■ Request: Exactly repeat the material, dropping only the pictures.

■ Data extract:
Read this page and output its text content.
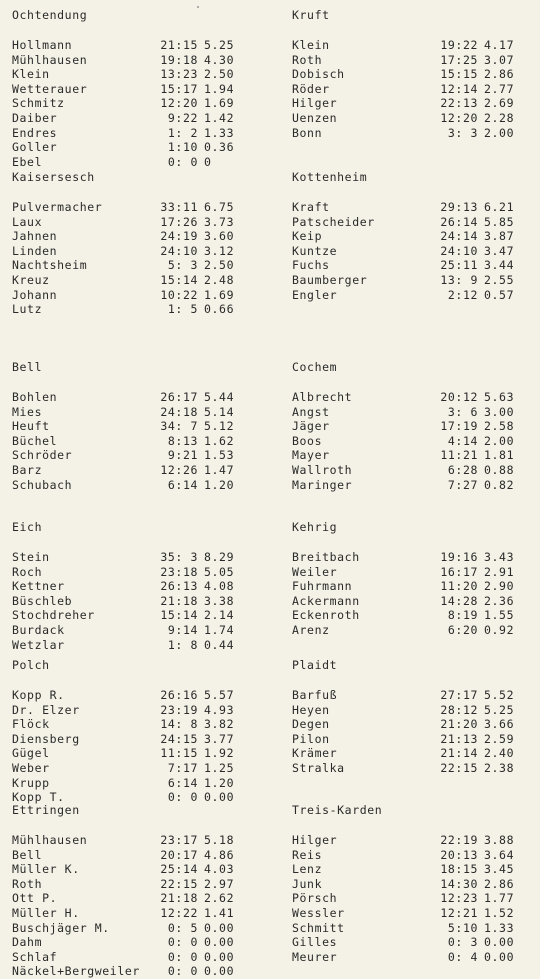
Ochtendung
Hollmann	21:15 5.25
Mühlhausen	19:18 4.30
Klein	13:23 2.50
Wetterauer	15:17 1.94
Schmitz	12:20 1.69
Daiber	9:22 1.42
Endres	1: 2 1.33
Goller	1:10 0.36
Ebel	0: 0 0
Kaisersesch
Pulvermacher	33:11 6.75
Laux	17:26 3.73
Jahnen	24:19 3.60
Linden	24:10 3.12
Nachtsheim	5: 3 2.50
Kreuz	15:14 2.48
Johann	10:22 1.69
Lutz	1: 5 0.66
Bell
Bohlen	26:17 5.44
Mies	24:18 5.14
Heuft	34: 7 5.12
Büchel	8:13 1.62
Schröder	9:21 1.53
Barz	12:26 1.47
Schubach	6:14 1.20
Eich
Stein	35: 3 8.29
Roch	23:18 5.05
Kettner	26:13 4.08
Büschleb	21:18 3.38
Stochdreher	15:14 2.14
Burdack	9:14 1.74
Wetzlar	1: 8 0.44
Polch
Kopp R.	26:16 5.57
Dr. Elzer	23:19 4.93
Flöck	14: 8 3.82
Diensberg	24:15 3.77
Gügel	11:15 1.92
Weber	7:17 1.25
Krupp	6:14 1.20
Kopp T.	0: 0 0.00
Ettringen
Mühlhausen	23:17 5.18
Bell	20:17 4.86
Müller K.	25:14 4.03
Roth	22:15 2.97
Ott P.	21:18 2.62
Müller H.	12:22 1.41
Buschjäger M.	0: 5 0.00
Dahm	0: 0 0.00
Schlaf	0: 0 0.00
Näckel+Bergweiler	0: 0 0.00
Kruft
Klein	19:22 4.17
Roth	17:25 3.07
Dobisch	15:15 2.86
Röder	12:14 2.77
Hilger	22:13 2.69
Uenzen	12:20 2.28
Bonn	3: 3 2.00
Kottenheim
Kraft	29:13 6.21
Patscheider	26:14 5.85
Keip	24:14 3.87
Kuntze	24:10 3.47
Fuchs	25:11 3.44
Baumberger	13: 9 2.55
Engler	2:12 0.57
Cochem
Albrecht	20:12 5.63
Angst	3: 6 3.00
Jäger	17:19 2.58
Boos	4:14 2.00
Mayer	11:21 1.81
Wallroth	6:28 0.88
Maringer	7:27 0.82
Kehrig
Breitbach	19:16 3.43
Weiler	16:17 2.91
Fuhrmann	11:20 2.90
Ackermann	14:28 2.36
Eckenroth	8:19 1.55
Arenz	6:20 0.92
Plaidt
Barfuß	27:17 5.52
Heyen	28:12 5.25
Degen	21:20 3.66
Pilon	21:13 2.59
Krämer	21:14 2.40
Stralka	22:15 2.38
Treis-Karden
Hilger	22:19 3.88
Reis	20:13 3.64
Lenz	18:15 3.45
Junk	14:30 2.86
Pörsch	12:23 1.77
Wessler	12:21 1.52
Schmitt	5:10 1.33
Gilles	0: 3 0.00
Meurer	0: 4 0.00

■ Correct output:
Read this page and output its text content.
Ochtendung
Hollmann	21:15 5.25
Mühlhausen	19:18 4.30
Klein	13:23 2.50
Wetterauer	15:17 1.94
Schmitz	12:20 1.69
Daiber	9:22 1.42
Endres	1: 2 1.33
Goller	1:10 0.36
Ebel	0: 0 0
Kaisersesch
Pulvermacher	33:11 6.75
Laux	17:26 3.73
Jahnen	24:19 3.60
Linden	24:10 3.12
Nachtsheim	5: 3 2.50
Kreuz	15:14 2.48
Johann	10:22 1.69
Lutz	1: 5 0.66
Bell
Bohlen	26:17 5.44
Mies	24:18 5.14
Heuft	34: 7 5.12
Büchel	8:13 1.62
Schröder	9:21 1.53
Barz	12:26 1.47
Schubach	6:14 1.20
Eich
Stein	35: 3 8.29
Roch	23:18 5.05
Kettner	26:13 4.08
Büschleb	21:18 3.38
Stochdreher	15:14 2.14
Burdack	9:14 1.74
Wetzlar	1: 8 0.44
Polch
Kopp R.	26:16 5.57
Dr. Elzer	23:19 4.93
Flöck	14: 8 3.82
Diensberg	24:15 3.77
Gügel	11:15 1.92
Weber	7:17 1.25
Krupp	6:14 1.20
Kopp T.	0: 0 0.00
Ettringen
Mühlhausen	23:17 5.18
Bell	20:17 4.86
Müller K.	25:14 4.03
Roth	22:15 2.97
Ott P.	21:18 2.62
Müller H.	12:22 1.41
Buschjäger M.	0: 5 0.00
Dahm	0: 0 0.00
Schlaf	0: 0 0.00
Näckel+Bergweiler	0: 0 0.00
Kruft
Klein	19:22 4.17
Roth	17:25 3.07
Dobisch	15:15 2.86
Röder	12:14 2.77
Hilger	22:13 2.69
Uenzen	12:20 2.28
Bonn	3: 3 2.00
Kottenheim
Kraft	29:13 6.21
Patscheider	26:14 5.85
Keip	24:14 3.87
Kuntze	24:10 3.47
Fuchs	25:11 3.44
Baumberger	13: 9 2.55
Engler	2:12 0.57
Cochem
Albrecht	20:12 5.63
Angst	3: 6 3.00
Jäger	17:19 2.58
Boos	4:14 2.00
Mayer	11:21 1.81
Wallroth	6:28 0.88
Maringer	7:27 0.82
Kehrig
Breitbach	19:16 3.43
Weiler	16:17 2.91
Fuhrmann	11:20 2.90
Ackermann	14:28 2.36
Eckenroth	8:19 1.55
Arenz	6:20 0.92
Plaidt
Barfuß	27:17 5.52
Heyen	28:12 5.25
Degen	21:20 3.66
Pilon	21:13 2.59
Krämer	21:14 2.40
Stralka	22:15 2.38
Treis-Karden
Hilger	22:19 3.88
Reis	20:13 3.64
Lenz	18:15 3.45
Junk	14:30 2.86
Pörsch	12:23 1.77
Wessler	12:21 1.52
Schmitt	5:10 1.33
Gilles	0: 3 0.00
Meurer	0: 4 0.00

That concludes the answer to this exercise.